== Provided records
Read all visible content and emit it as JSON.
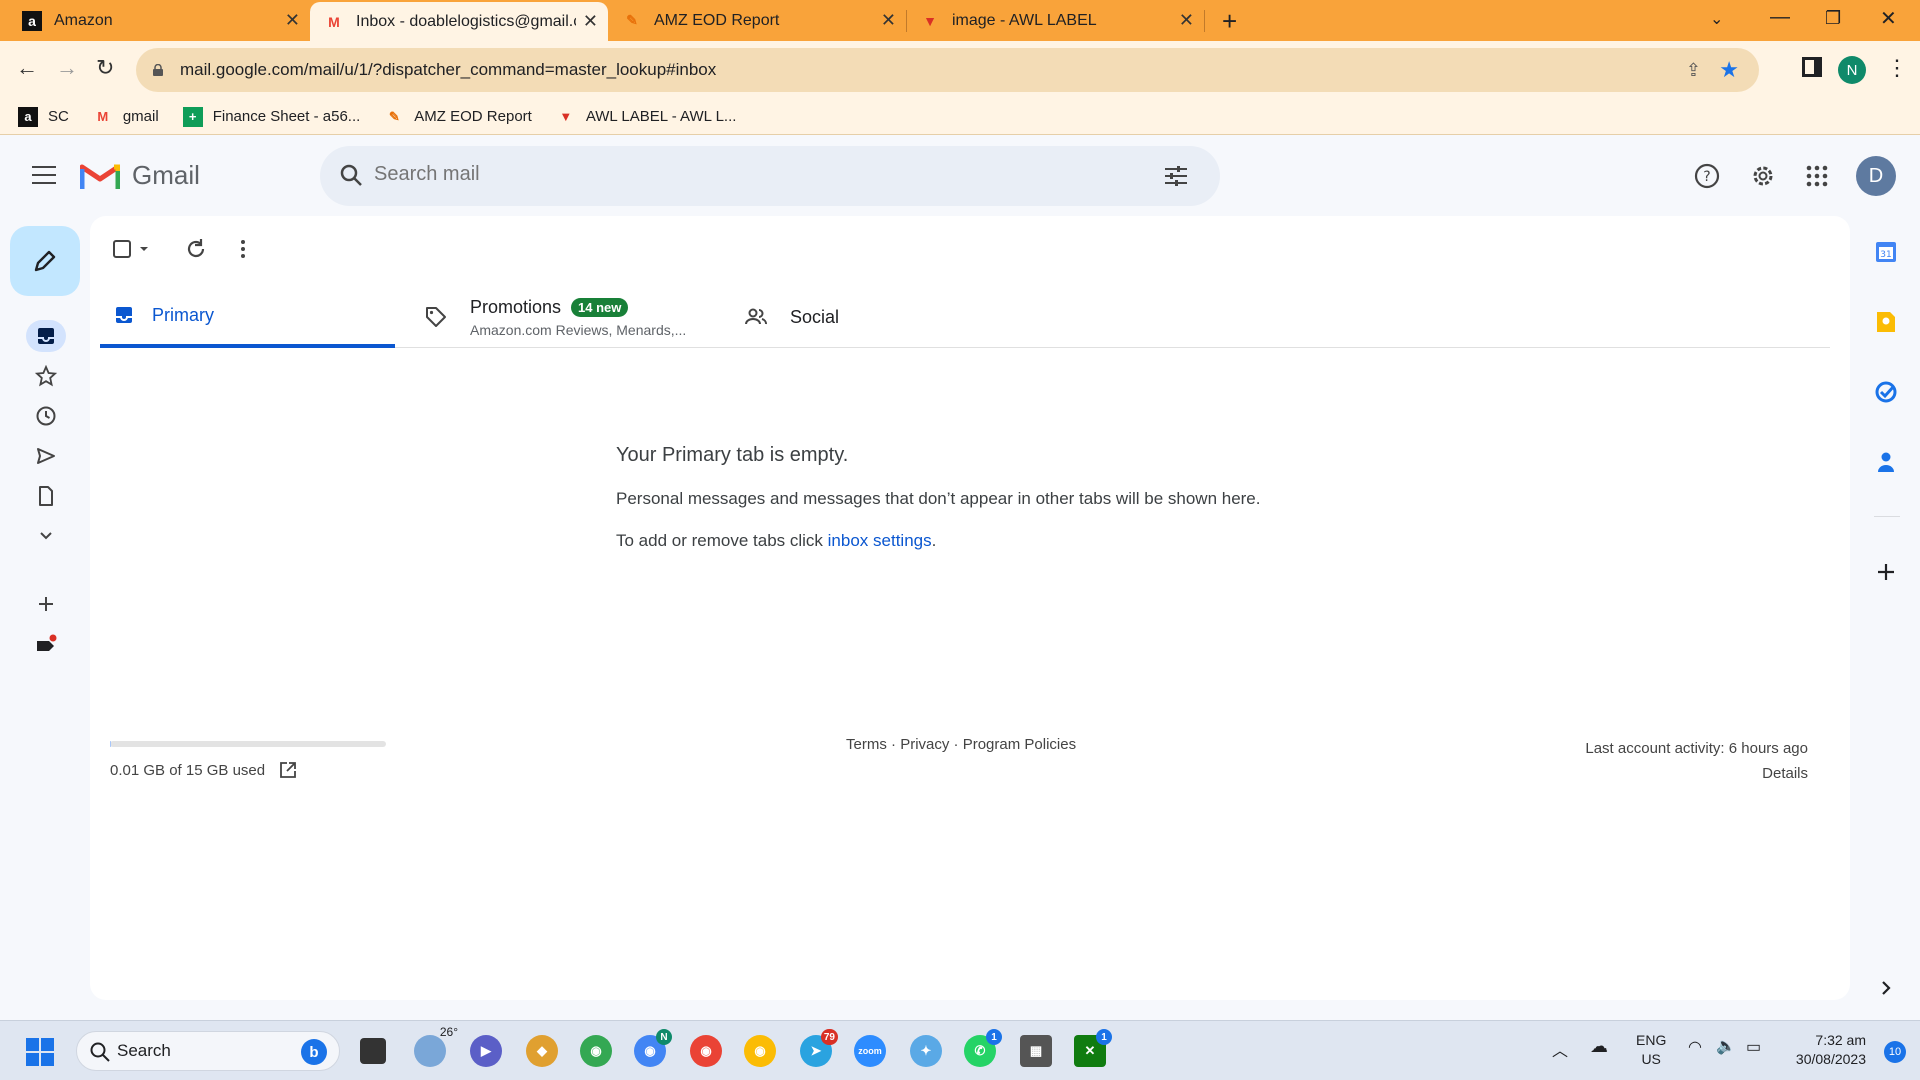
{
  "browser": {
    "tabs": [
      {
        "title": "Amazon",
        "favicon": "a"
      },
      {
        "title": "Inbox - doablelogistics@gmail.co",
        "favicon": "M"
      },
      {
        "title": "AMZ EOD Report",
        "favicon": "✎"
      },
      {
        "title": "image - AWL LABEL",
        "favicon": "▼"
      }
    ],
    "url": "mail.google.com/mail/u/1/?dispatcher_command=master_lookup#inbox",
    "profile_initial": "N",
    "bookmarks": [
      {
        "label": "SC",
        "icon": "a"
      },
      {
        "label": "gmail",
        "icon": "M"
      },
      {
        "label": "Finance Sheet - a56...",
        "icon": "+"
      },
      {
        "label": "AMZ EOD Report",
        "icon": "✎"
      },
      {
        "label": "AWL LABEL - AWL L...",
        "icon": "▼"
      }
    ]
  },
  "gmail": {
    "logo_text": "Gmail",
    "search_placeholder": "Search mail",
    "account_initial": "D",
    "tabs": {
      "primary": "Primary",
      "promotions": "Promotions",
      "promotions_badge": "14 new",
      "promotions_snippet": "Amazon.com Reviews, Menards,...",
      "social": "Social"
    },
    "empty": {
      "heading": "Your Primary tab is empty.",
      "line1": "Personal messages and messages that don’t appear in other tabs will be shown here.",
      "line2_prefix": "To add or remove tabs click ",
      "line2_link": "inbox settings",
      "line2_suffix": "."
    },
    "footer": {
      "storage_text": "0.01 GB of 15 GB used",
      "storage_fraction": 0.001,
      "terms": "Terms",
      "sep": "·",
      "privacy": "Privacy",
      "program_policies": "Program Policies",
      "last_activity": "Last account activity: 6 hours ago",
      "details": "Details"
    }
  },
  "taskbar": {
    "search_label": "Search",
    "weather_temp": "26°",
    "chrome_badge_letter": "N",
    "telegram_badge": "79",
    "whatsapp_badge": "1",
    "xbox_badge": "1",
    "language": "ENG",
    "region": "US",
    "time": "7:32 am",
    "date": "30/08/2023",
    "notification_count": "10"
  },
  "colors": {
    "tabstrip": "#f9a33a",
    "toolbar": "#fff4e4",
    "gmail_blue": "#0b57d0",
    "badge_green": "#188038"
  }
}
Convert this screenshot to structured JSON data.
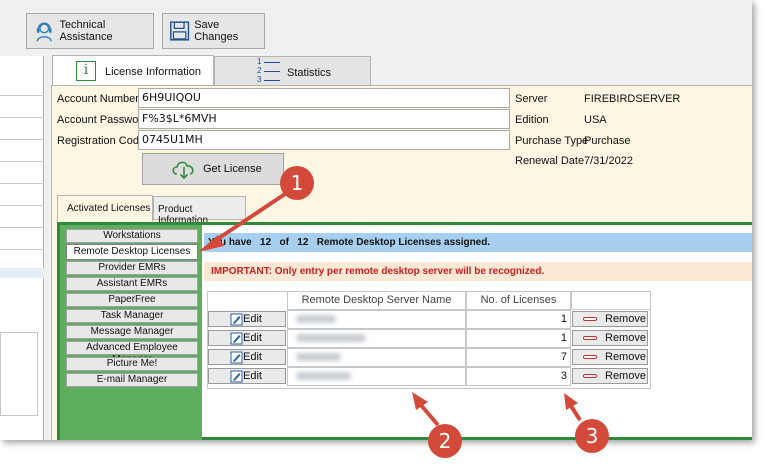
{
  "toolbar": {
    "tech_assist_label": "Technical Assistance",
    "save_changes_label": "Save Changes"
  },
  "tabs": {
    "license_info": "License Information",
    "statistics": "Statistics",
    "statistics_icon_numbers": [
      "1",
      "2",
      "3"
    ]
  },
  "account": {
    "number_label": "Account Number",
    "number_value": "6H9UIQOU",
    "password_label": "Account Password",
    "password_value": "F%3$L*6MVH",
    "registration_label": "Registration Code",
    "registration_value": "0745U1MH",
    "get_license_label": "Get License"
  },
  "server_info": {
    "server_label": "Server",
    "server_value": "FIREBIRDSERVER",
    "edition_label": "Edition",
    "edition_value": "USA",
    "purchase_type_label": "Purchase Type",
    "purchase_type_value": "Purchase",
    "renewal_label": "Renewal Date",
    "renewal_value": "7/31/2022"
  },
  "subtabs": {
    "activated": "Activated Licenses",
    "product_info": "Product Information"
  },
  "sidebar_items": [
    "Workstations",
    "Remote Desktop Licenses",
    "Provider EMRs",
    "Assistant EMRs",
    "PaperFree",
    "Task Manager",
    "Message Manager",
    "Advanced Employee Manager",
    "Picture Me!",
    "E-mail Manager"
  ],
  "banner": {
    "assigned_text": "You have   12   of   12   Remote Desktop Licenses assigned.",
    "important_text": "IMPORTANT: Only entry per remote desktop server will be recognized."
  },
  "table": {
    "col_server": "Remote Desktop Server Name",
    "col_licenses": "No. of Licenses",
    "edit_label": "Edit",
    "remove_label": "Remove",
    "rows": [
      {
        "licenses": "1"
      },
      {
        "licenses": "1"
      },
      {
        "licenses": "7"
      },
      {
        "licenses": "3"
      }
    ]
  },
  "callouts": [
    "1",
    "2",
    "3"
  ],
  "colors": {
    "accent_green": "#2e8b3e",
    "banner_blue": "#a6cff0",
    "important_red": "#cc2020",
    "callout_red": "#d44a3a",
    "form_bg": "#fdf6e3"
  }
}
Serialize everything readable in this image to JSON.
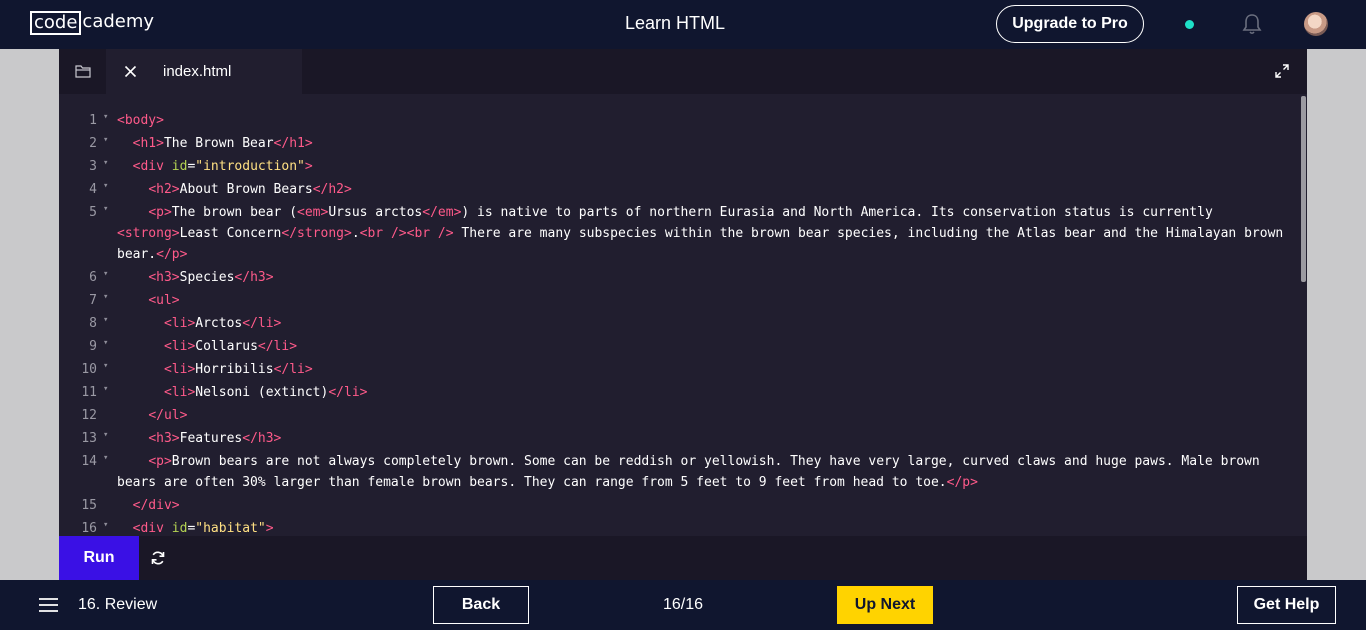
====
Reproduce every record above exactly, omitting the pictures.

Read all visible content and emit it as JSON.
{
  "browser": {
    "tabs": [
      {
        "title": "Amazon",
        "favicon": "a"
      },
      {
        "title": "Inbox - doablelogistics@gmail.co",
        "favicon": "M"
      },
      {
        "title": "AMZ EOD Report",
        "favicon": "✎"
      },
      {
        "title": "image - AWL LABEL",
        "favicon": "▼"
      }
    ],
    "url": "mail.google.com/mail/u/1/?dispatcher_command=master_lookup#inbox",
    "profile_initial": "N",
    "bookmarks": [
      {
        "label": "SC",
        "icon": "a"
      },
      {
        "label": "gmail",
        "icon": "M"
      },
      {
        "label": "Finance Sheet - a56...",
        "icon": "+"
      },
      {
        "label": "AMZ EOD Report",
        "icon": "✎"
      },
      {
        "label": "AWL LABEL - AWL L...",
        "icon": "▼"
      }
    ]
  },
  "gmail": {
    "logo_text": "Gmail",
    "search_placeholder": "Search mail",
    "account_initial": "D",
    "tabs": {
      "primary": "Primary",
      "promotions": "Promotions",
      "promotions_badge": "14 new",
      "promotions_snippet": "Amazon.com Reviews, Menards,...",
      "social": "Social"
    },
    "empty": {
      "heading": "Your Primary tab is empty.",
      "line1": "Personal messages and messages that don’t appear in other tabs will be shown here.",
      "line2_prefix": "To add or remove tabs click ",
      "line2_link": "inbox settings",
      "line2_suffix": "."
    },
    "footer": {
      "storage_text": "0.01 GB of 15 GB used",
      "storage_fraction": 0.001,
      "terms": "Terms",
      "sep": "·",
      "privacy": "Privacy",
      "program_policies": "Program Policies",
      "last_activity": "Last account activity: 6 hours ago",
      "details": "Details"
    }
  },
  "taskbar": {
    "search_label": "Search",
    "weather_temp": "26°",
    "chrome_badge_letter": "N",
    "telegram_badge": "79",
    "whatsapp_badge": "1",
    "xbox_badge": "1",
    "language": "ENG",
    "region": "US",
    "time": "7:32 am",
    "date": "30/08/2023",
    "notification_count": "10"
  },
  "colors": {
    "tabstrip": "#f9a33a",
    "toolbar": "#fff4e4",
    "gmail_blue": "#0b57d0",
    "badge_green": "#188038"
  }
}
Convert this screenshot to structured JSON data.
{
  "toolbar": {
    "tech_assist_label": "Technical Assistance",
    "save_changes_label": "Save Changes"
  },
  "tabs": {
    "license_info": "License Information",
    "statistics": "Statistics",
    "statistics_icon_numbers": [
      "1",
      "2",
      "3"
    ]
  },
  "account": {
    "number_label": "Account Number",
    "number_value": "6H9UIQOU",
    "password_label": "Account Password",
    "password_value": "F%3$L*6MVH",
    "registration_label": "Registration Code",
    "registration_value": "0745U1MH",
    "get_license_label": "Get License"
  },
  "server_info": {
    "server_label": "Server",
    "server_value": "FIREBIRDSERVER",
    "edition_label": "Edition",
    "edition_value": "USA",
    "purchase_type_label": "Purchase Type",
    "purchase_type_value": "Purchase",
    "renewal_label": "Renewal Date",
    "renewal_value": "7/31/2022"
  },
  "subtabs": {
    "activated": "Activated Licenses",
    "product_info": "Product Information"
  },
  "sidebar_items": [
    "Workstations",
    "Remote Desktop Licenses",
    "Provider EMRs",
    "Assistant EMRs",
    "PaperFree",
    "Task Manager",
    "Message Manager",
    "Advanced Employee Manager",
    "Picture Me!",
    "E-mail Manager"
  ],
  "banner": {
    "assigned_text": "You have   12   of   12   Remote Desktop Licenses assigned.",
    "important_text": "IMPORTANT: Only entry per remote desktop server will be recognized."
  },
  "table": {
    "col_server": "Remote Desktop Server Name",
    "col_licenses": "No. of Licenses",
    "edit_label": "Edit",
    "remove_label": "Remove",
    "rows": [
      {
        "licenses": "1"
      },
      {
        "licenses": "1"
      },
      {
        "licenses": "7"
      },
      {
        "licenses": "3"
      }
    ]
  },
  "callouts": [
    "1",
    "2",
    "3"
  ],
  "colors": {
    "accent_green": "#2e8b3e",
    "banner_blue": "#a6cff0",
    "important_red": "#cc2020",
    "callout_red": "#d44a3a",
    "form_bg": "#fdf6e3"
  }
}
Serialize everything readable in this image to JSON.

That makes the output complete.